Records about charts and figures
• • • • •
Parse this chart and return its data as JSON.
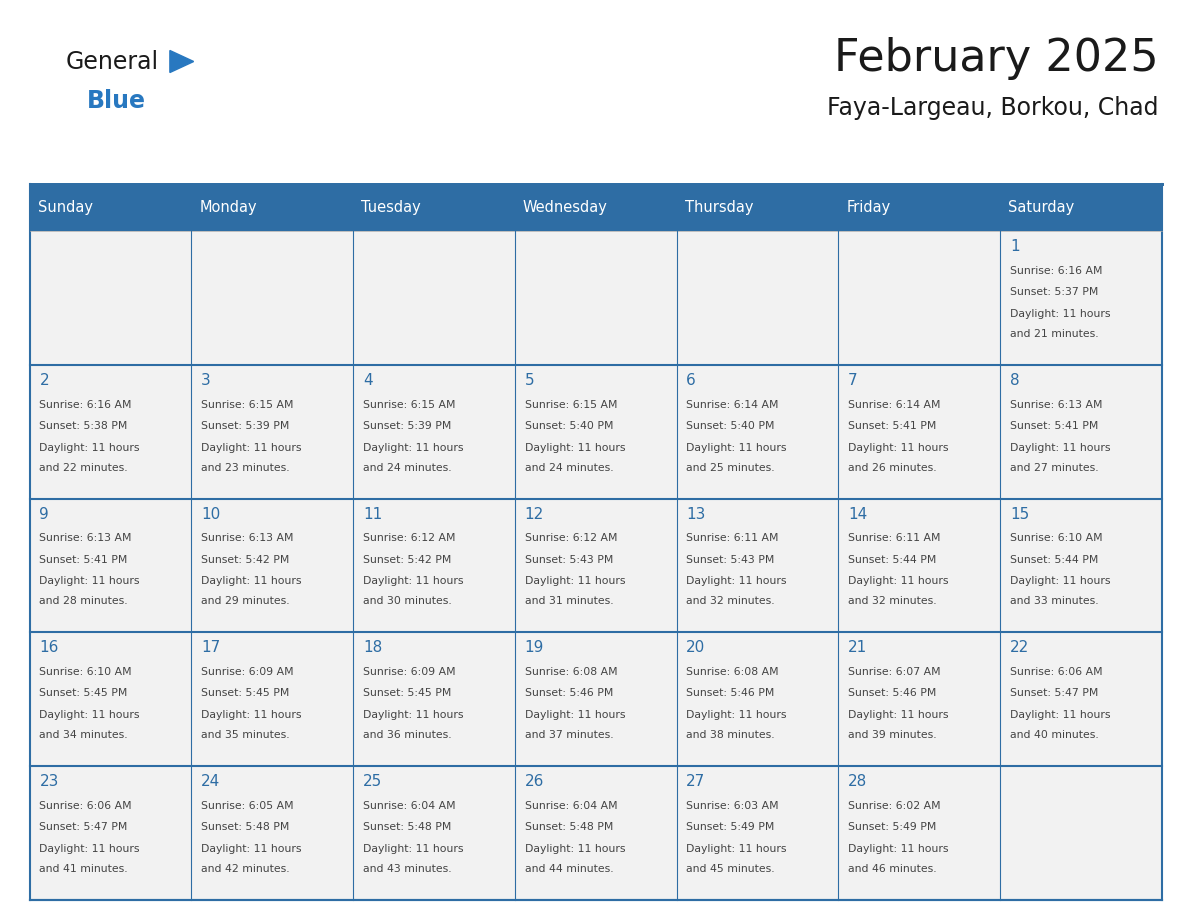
{
  "title": "February 2025",
  "subtitle": "Faya-Largeau, Borkou, Chad",
  "header_bg": "#2E6DA4",
  "header_text_color": "#FFFFFF",
  "cell_bg": "#F2F2F2",
  "day_headers": [
    "Sunday",
    "Monday",
    "Tuesday",
    "Wednesday",
    "Thursday",
    "Friday",
    "Saturday"
  ],
  "title_color": "#1a1a1a",
  "subtitle_color": "#1a1a1a",
  "day_number_color": "#2E6DA4",
  "cell_text_color": "#444444",
  "grid_color": "#2E6DA4",
  "logo_general_color": "#1a1a1a",
  "logo_blue_color": "#2878C0",
  "logo_triangle_color": "#2878C0",
  "days": [
    {
      "day": 1,
      "col": 6,
      "row": 0,
      "sunrise": "6:16 AM",
      "sunset": "5:37 PM",
      "daylight": "11 hours and 21 minutes."
    },
    {
      "day": 2,
      "col": 0,
      "row": 1,
      "sunrise": "6:16 AM",
      "sunset": "5:38 PM",
      "daylight": "11 hours and 22 minutes."
    },
    {
      "day": 3,
      "col": 1,
      "row": 1,
      "sunrise": "6:15 AM",
      "sunset": "5:39 PM",
      "daylight": "11 hours and 23 minutes."
    },
    {
      "day": 4,
      "col": 2,
      "row": 1,
      "sunrise": "6:15 AM",
      "sunset": "5:39 PM",
      "daylight": "11 hours and 24 minutes."
    },
    {
      "day": 5,
      "col": 3,
      "row": 1,
      "sunrise": "6:15 AM",
      "sunset": "5:40 PM",
      "daylight": "11 hours and 24 minutes."
    },
    {
      "day": 6,
      "col": 4,
      "row": 1,
      "sunrise": "6:14 AM",
      "sunset": "5:40 PM",
      "daylight": "11 hours and 25 minutes."
    },
    {
      "day": 7,
      "col": 5,
      "row": 1,
      "sunrise": "6:14 AM",
      "sunset": "5:41 PM",
      "daylight": "11 hours and 26 minutes."
    },
    {
      "day": 8,
      "col": 6,
      "row": 1,
      "sunrise": "6:13 AM",
      "sunset": "5:41 PM",
      "daylight": "11 hours and 27 minutes."
    },
    {
      "day": 9,
      "col": 0,
      "row": 2,
      "sunrise": "6:13 AM",
      "sunset": "5:41 PM",
      "daylight": "11 hours and 28 minutes."
    },
    {
      "day": 10,
      "col": 1,
      "row": 2,
      "sunrise": "6:13 AM",
      "sunset": "5:42 PM",
      "daylight": "11 hours and 29 minutes."
    },
    {
      "day": 11,
      "col": 2,
      "row": 2,
      "sunrise": "6:12 AM",
      "sunset": "5:42 PM",
      "daylight": "11 hours and 30 minutes."
    },
    {
      "day": 12,
      "col": 3,
      "row": 2,
      "sunrise": "6:12 AM",
      "sunset": "5:43 PM",
      "daylight": "11 hours and 31 minutes."
    },
    {
      "day": 13,
      "col": 4,
      "row": 2,
      "sunrise": "6:11 AM",
      "sunset": "5:43 PM",
      "daylight": "11 hours and 32 minutes."
    },
    {
      "day": 14,
      "col": 5,
      "row": 2,
      "sunrise": "6:11 AM",
      "sunset": "5:44 PM",
      "daylight": "11 hours and 32 minutes."
    },
    {
      "day": 15,
      "col": 6,
      "row": 2,
      "sunrise": "6:10 AM",
      "sunset": "5:44 PM",
      "daylight": "11 hours and 33 minutes."
    },
    {
      "day": 16,
      "col": 0,
      "row": 3,
      "sunrise": "6:10 AM",
      "sunset": "5:45 PM",
      "daylight": "11 hours and 34 minutes."
    },
    {
      "day": 17,
      "col": 1,
      "row": 3,
      "sunrise": "6:09 AM",
      "sunset": "5:45 PM",
      "daylight": "11 hours and 35 minutes."
    },
    {
      "day": 18,
      "col": 2,
      "row": 3,
      "sunrise": "6:09 AM",
      "sunset": "5:45 PM",
      "daylight": "11 hours and 36 minutes."
    },
    {
      "day": 19,
      "col": 3,
      "row": 3,
      "sunrise": "6:08 AM",
      "sunset": "5:46 PM",
      "daylight": "11 hours and 37 minutes."
    },
    {
      "day": 20,
      "col": 4,
      "row": 3,
      "sunrise": "6:08 AM",
      "sunset": "5:46 PM",
      "daylight": "11 hours and 38 minutes."
    },
    {
      "day": 21,
      "col": 5,
      "row": 3,
      "sunrise": "6:07 AM",
      "sunset": "5:46 PM",
      "daylight": "11 hours and 39 minutes."
    },
    {
      "day": 22,
      "col": 6,
      "row": 3,
      "sunrise": "6:06 AM",
      "sunset": "5:47 PM",
      "daylight": "11 hours and 40 minutes."
    },
    {
      "day": 23,
      "col": 0,
      "row": 4,
      "sunrise": "6:06 AM",
      "sunset": "5:47 PM",
      "daylight": "11 hours and 41 minutes."
    },
    {
      "day": 24,
      "col": 1,
      "row": 4,
      "sunrise": "6:05 AM",
      "sunset": "5:48 PM",
      "daylight": "11 hours and 42 minutes."
    },
    {
      "day": 25,
      "col": 2,
      "row": 4,
      "sunrise": "6:04 AM",
      "sunset": "5:48 PM",
      "daylight": "11 hours and 43 minutes."
    },
    {
      "day": 26,
      "col": 3,
      "row": 4,
      "sunrise": "6:04 AM",
      "sunset": "5:48 PM",
      "daylight": "11 hours and 44 minutes."
    },
    {
      "day": 27,
      "col": 4,
      "row": 4,
      "sunrise": "6:03 AM",
      "sunset": "5:49 PM",
      "daylight": "11 hours and 45 minutes."
    },
    {
      "day": 28,
      "col": 5,
      "row": 4,
      "sunrise": "6:02 AM",
      "sunset": "5:49 PM",
      "daylight": "11 hours and 46 minutes."
    }
  ]
}
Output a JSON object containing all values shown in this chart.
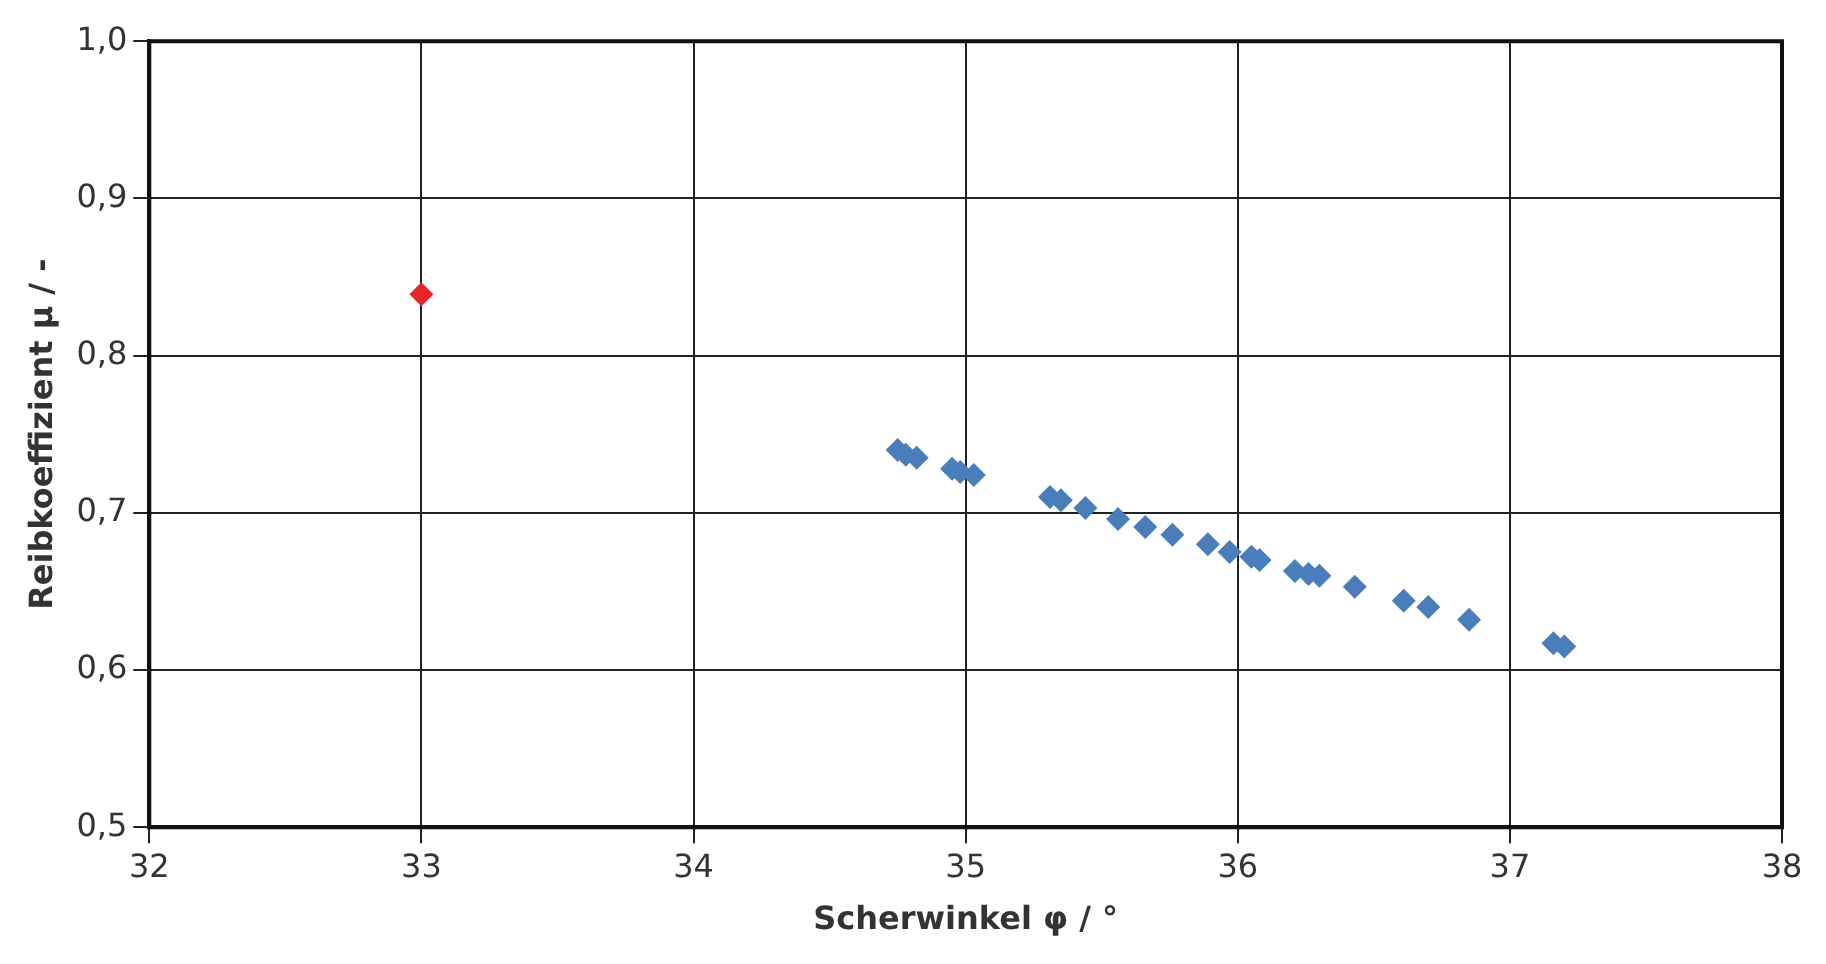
{
  "chart_data": {
    "type": "scatter",
    "xlabel": "Scherwinkel φ / °",
    "ylabel": "Reibkoeffizient μ / -",
    "xlim": [
      32,
      38
    ],
    "xticks": [
      32,
      33,
      34,
      35,
      36,
      37,
      38
    ],
    "ylim": [
      0.5,
      1.0
    ],
    "yticks": [
      {
        "value": 0.5,
        "label": "0,5"
      },
      {
        "value": 0.6,
        "label": "0,6"
      },
      {
        "value": 0.7,
        "label": "0,7"
      },
      {
        "value": 0.8,
        "label": "0,8"
      },
      {
        "value": 0.9,
        "label": "0,9"
      },
      {
        "value": 1.0,
        "label": "1,0"
      }
    ],
    "grid": true,
    "legend": false,
    "marker": "diamond",
    "series": [
      {
        "color": "#4a7ebb",
        "x": [
          34.75,
          34.78,
          34.82,
          34.95,
          34.98,
          35.03,
          35.31,
          35.35,
          35.44,
          35.56,
          35.66,
          35.76,
          35.89,
          35.97,
          36.05,
          36.08,
          36.21,
          36.26,
          36.3,
          36.43,
          36.61,
          36.7,
          36.85,
          37.16,
          37.2
        ],
        "values": [
          0.74,
          0.737,
          0.735,
          0.728,
          0.726,
          0.724,
          0.71,
          0.708,
          0.703,
          0.696,
          0.691,
          0.686,
          0.68,
          0.675,
          0.672,
          0.67,
          0.663,
          0.661,
          0.66,
          0.653,
          0.644,
          0.64,
          0.632,
          0.617,
          0.615
        ]
      },
      {
        "color": "#e8242a",
        "x": [
          33
        ],
        "values": [
          0.839
        ]
      }
    ]
  }
}
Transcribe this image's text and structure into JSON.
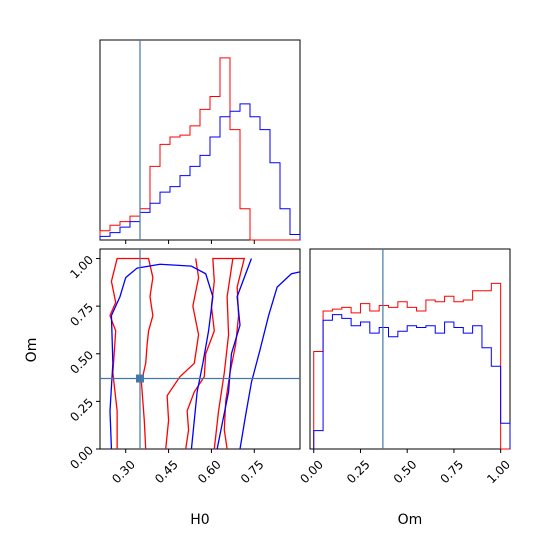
{
  "chart_data": [
    {
      "id": "h0_marginal",
      "type": "histogram",
      "title": "",
      "xlabel": "",
      "ylabel": "",
      "xlim": [
        0.21,
        0.91
      ],
      "ylim": [
        0,
        1
      ],
      "bins_edges": [
        0.21,
        0.245,
        0.28,
        0.315,
        0.35,
        0.385,
        0.42,
        0.455,
        0.49,
        0.525,
        0.56,
        0.595,
        0.63,
        0.665,
        0.7,
        0.735,
        0.77,
        0.805,
        0.84,
        0.875,
        0.91
      ],
      "truth_x": 0.35,
      "series": [
        {
          "color": "#ff0000",
          "values": [
            0.05,
            0.08,
            0.1,
            0.13,
            0.17,
            0.4,
            0.52,
            0.56,
            0.57,
            0.62,
            0.71,
            0.78,
            0.99,
            0.6,
            0.17,
            0.0,
            0.0,
            0.0,
            0.0,
            0.0
          ]
        },
        {
          "color": "#0000ff",
          "values": [
            0.02,
            0.04,
            0.07,
            0.1,
            0.15,
            0.2,
            0.26,
            0.29,
            0.35,
            0.4,
            0.46,
            0.56,
            0.67,
            0.7,
            0.74,
            0.67,
            0.6,
            0.42,
            0.17,
            0.03
          ]
        }
      ],
      "x_ticks": [
        "",
        "",
        "",
        ""
      ]
    },
    {
      "id": "om_marginal",
      "type": "histogram",
      "title": "",
      "xlabel": "Om",
      "ylabel": "",
      "xlim": [
        -0.02,
        1.05
      ],
      "ylim": [
        0,
        1
      ],
      "bins_edges": [
        0.0,
        0.05,
        0.1,
        0.15,
        0.2,
        0.25,
        0.3,
        0.35,
        0.4,
        0.45,
        0.5,
        0.55,
        0.6,
        0.65,
        0.7,
        0.75,
        0.8,
        0.85,
        0.9,
        0.95,
        1.0,
        1.05
      ],
      "truth_x": 0.37,
      "series": [
        {
          "color": "#ff0000",
          "values": [
            0.53,
            0.75,
            0.76,
            0.77,
            0.74,
            0.79,
            0.75,
            0.78,
            0.77,
            0.8,
            0.77,
            0.75,
            0.81,
            0.8,
            0.83,
            0.8,
            0.81,
            0.86,
            0.86,
            0.9,
            0.0
          ]
        },
        {
          "color": "#0000ff",
          "values": [
            0.1,
            0.7,
            0.73,
            0.71,
            0.67,
            0.69,
            0.63,
            0.66,
            0.61,
            0.64,
            0.67,
            0.66,
            0.67,
            0.63,
            0.69,
            0.66,
            0.63,
            0.67,
            0.55,
            0.45,
            0.14
          ]
        }
      ],
      "x_ticks": [
        "0.00",
        "0.25",
        "0.50",
        "0.75",
        "1.00"
      ],
      "x_tick_values": [
        0.0,
        0.25,
        0.5,
        0.75,
        1.0
      ]
    },
    {
      "id": "h0_om_contour",
      "type": "contour",
      "title": "",
      "xlabel": "H0",
      "ylabel": "Om",
      "xlim": [
        0.21,
        0.91
      ],
      "ylim": [
        0.0,
        1.05
      ],
      "x_ticks": [
        "0.30",
        "0.45",
        "0.60",
        "0.75"
      ],
      "x_tick_values": [
        0.3,
        0.45,
        0.6,
        0.75
      ],
      "y_ticks": [
        "0.00",
        "0.25",
        "0.50",
        "0.75",
        "1.00"
      ],
      "y_tick_values": [
        0.0,
        0.25,
        0.5,
        0.75,
        1.0
      ],
      "truth": [
        0.35,
        0.37
      ],
      "contours": [
        {
          "color": "#ff0000",
          "points": [
            [
              0.27,
              0.0
            ],
            [
              0.27,
              0.2
            ],
            [
              0.255,
              0.4
            ],
            [
              0.265,
              0.62
            ],
            [
              0.245,
              0.7
            ],
            [
              0.265,
              0.77
            ],
            [
              0.25,
              0.88
            ],
            [
              0.27,
              1.0
            ],
            [
              0.38,
              1.0
            ],
            [
              0.395,
              0.9
            ],
            [
              0.385,
              0.8
            ],
            [
              0.395,
              0.7
            ],
            [
              0.38,
              0.62
            ],
            [
              0.375,
              0.55
            ],
            [
              0.37,
              0.45
            ],
            [
              0.355,
              0.35
            ],
            [
              0.36,
              0.25
            ],
            [
              0.365,
              0.15
            ],
            [
              0.37,
              0.0
            ]
          ]
        },
        {
          "color": "#ff0000",
          "points": [
            [
              0.51,
              0.0
            ],
            [
              0.52,
              0.1
            ],
            [
              0.515,
              0.2
            ],
            [
              0.54,
              0.3
            ],
            [
              0.575,
              0.38
            ],
            [
              0.58,
              0.5
            ],
            [
              0.61,
              0.62
            ],
            [
              0.6,
              0.75
            ],
            [
              0.61,
              0.88
            ],
            [
              0.605,
              1.0
            ],
            [
              0.715,
              1.0
            ],
            [
              0.69,
              0.85
            ],
            [
              0.695,
              0.7
            ],
            [
              0.685,
              0.55
            ],
            [
              0.665,
              0.4
            ],
            [
              0.65,
              0.25
            ],
            [
              0.645,
              0.1
            ],
            [
              0.655,
              0.0
            ]
          ]
        },
        {
          "color": "#ff0000",
          "points": [
            [
              0.44,
              0.0
            ],
            [
              0.45,
              0.15
            ],
            [
              0.445,
              0.28
            ],
            [
              0.49,
              0.38
            ],
            [
              0.54,
              0.45
            ],
            [
              0.555,
              0.6
            ],
            [
              0.535,
              0.75
            ],
            [
              0.555,
              0.9
            ],
            [
              0.545,
              1.0
            ]
          ]
        },
        {
          "color": "#ff0000",
          "points": [
            [
              0.61,
              0.0
            ],
            [
              0.625,
              0.2
            ],
            [
              0.645,
              0.4
            ],
            [
              0.66,
              0.6
            ],
            [
              0.655,
              0.8
            ],
            [
              0.675,
              1.0
            ]
          ]
        },
        {
          "color": "#0000ff",
          "points": [
            [
              0.25,
              0.0
            ],
            [
              0.245,
              0.2
            ],
            [
              0.255,
              0.45
            ],
            [
              0.25,
              0.7
            ],
            [
              0.28,
              0.8
            ],
            [
              0.3,
              0.9
            ],
            [
              0.34,
              0.95
            ],
            [
              0.42,
              0.97
            ],
            [
              0.53,
              0.96
            ],
            [
              0.58,
              0.92
            ],
            [
              0.605,
              0.8
            ],
            [
              0.59,
              0.62
            ],
            [
              0.57,
              0.45
            ],
            [
              0.55,
              0.3
            ],
            [
              0.54,
              0.15
            ],
            [
              0.53,
              0.0
            ]
          ]
        },
        {
          "color": "#0000ff",
          "points": [
            [
              0.62,
              0.0
            ],
            [
              0.64,
              0.15
            ],
            [
              0.66,
              0.3
            ],
            [
              0.67,
              0.5
            ],
            [
              0.7,
              0.65
            ],
            [
              0.69,
              0.8
            ],
            [
              0.72,
              0.92
            ],
            [
              0.74,
              1.0
            ]
          ]
        },
        {
          "color": "#0000ff",
          "points": [
            [
              0.7,
              0.0
            ],
            [
              0.72,
              0.18
            ],
            [
              0.74,
              0.35
            ],
            [
              0.77,
              0.52
            ],
            [
              0.8,
              0.7
            ],
            [
              0.83,
              0.85
            ],
            [
              0.88,
              0.92
            ],
            [
              0.91,
              0.93
            ]
          ]
        }
      ]
    }
  ]
}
• • • • •
▶ Do this:
Out of the material above, select every line that holds the string "type".

▶ Full solution:
    "type": "scatter",
      "type": "histogram",
      "type": "histogram",
      "type": "contour",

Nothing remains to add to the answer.